### SUPPLIED RECORDS ###

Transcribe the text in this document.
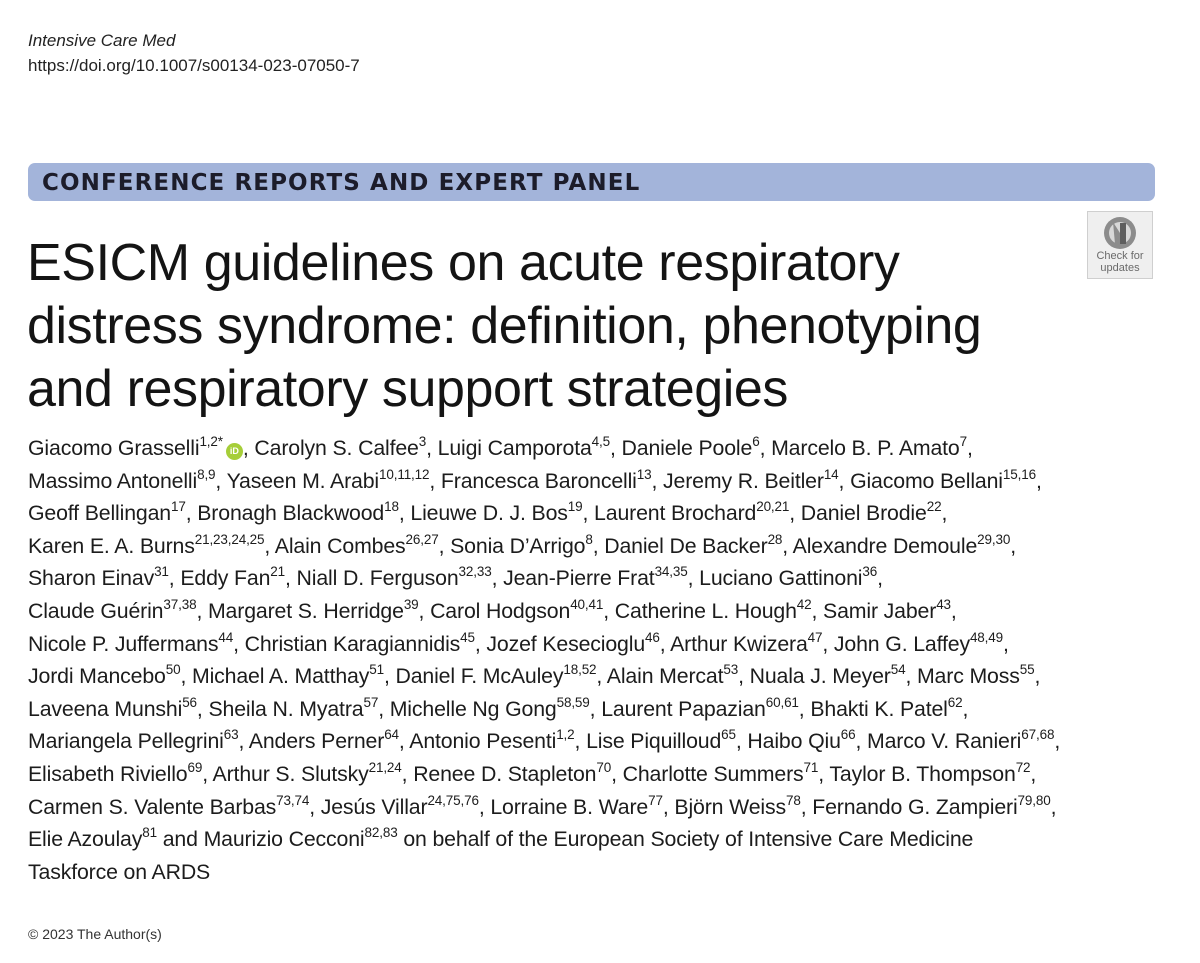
Intensive Care Med
https://doi.org/10.1007/s00134-023-07050-7
CONFERENCE REPORTS AND EXPERT PANEL
Check for
updates
ESICM guidelines on acute respiratory
distress syndrome: definition, phenotyping
and respiratory support strategies
Giacomo Grasselli$^{1,2*}$iD , Carolyn S. Calfee$^3$, Luigi Camporota$^{4,5}$, Daniele Poole$^6$, Marcelo B. P. Amato$^7$,
Massimo Antonelli$^{8,9}$, Yaseen M. Arabi$^{10,11,12}$, Francesca Baroncelli$^{13}$, Jeremy R. Beitler$^{14}$, Giacomo Bellani$^{15,16}$,
Geoff Bellingan$^{17}$, Bronagh Blackwood$^{18}$, Lieuwe D. J. Bos$^{19}$, Laurent Brochard$^{20,21}$, Daniel Brodie$^{22}$,
Karen E. A. Burns$^{21,23,24,25}$, Alain Combes$^{26,27}$, Sonia D’Arrigo$^8$, Daniel De Backer$^{28}$, Alexandre Demoule$^{29,30}$,
Sharon Einav$^{31}$, Eddy Fan$^{21}$, Niall D. Ferguson$^{32,33}$, Jean-Pierre Frat$^{34,35}$, Luciano Gattinoni$^{36}$,
Claude Guérin$^{37,38}$, Margaret S. Herridge$^{39}$, Carol Hodgson$^{40,41}$, Catherine L. Hough$^{42}$, Samir Jaber$^{43}$,
Nicole P. Juffermans$^{44}$, Christian Karagiannidis$^{45}$, Jozef Kesecioglu$^{46}$, Arthur Kwizera$^{47}$, John G. Laffey$^{48,49}$,
Jordi Mancebo$^{50}$, Michael A. Matthay$^{51}$, Daniel F. McAuley$^{18,52}$, Alain Mercat$^{53}$, Nuala J. Meyer$^{54}$, Marc Moss$^{55}$,
Laveena Munshi$^{56}$, Sheila N. Myatra$^{57}$, Michelle Ng Gong$^{58,59}$, Laurent Papazian$^{60,61}$, Bhakti K. Patel$^{62}$,
Mariangela Pellegrini$^{63}$, Anders Perner$^{64}$, Antonio Pesenti$^{1,2}$, Lise Piquilloud$^{65}$, Haibo Qiu$^{66}$, Marco V. Ranieri$^{67,68}$,
Elisabeth Riviello$^{69}$, Arthur S. Slutsky$^{21,24}$, Renee D. Stapleton$^{70}$, Charlotte Summers$^{71}$, Taylor B. Thompson$^{72}$,
Carmen S. Valente Barbas$^{73,74}$, Jesús Villar$^{24,75,76}$, Lorraine B. Ware$^{77}$, Björn Weiss$^{78}$, Fernando G. Zampieri$^{79,80}$,
Elie Azoulay$^{81}$ and Maurizio Cecconi$^{82,83}$ on behalf of the European Society of Intensive Care Medicine
Taskforce on ARDS
© 2023 The Author(s)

###

GIVEN EXERCISE = Find the word "Arthur" and list each line it appears in.

SOLUTION TO THE EXERCISE =
Nicole P. Juffermans$^{44}$, Christian Karagiannidis$^{45}$, Jozef Kesecioglu$^{46}$, Arthur Kwizera$^{47}$, John G. Laffey$^{48,49}$,
Elisabeth Riviello$^{69}$, Arthur S. Slutsky$^{21,24}$, Renee D. Stapleton$^{70}$, Charlotte Summers$^{71}$, Taylor B. Thompson$^{72}$,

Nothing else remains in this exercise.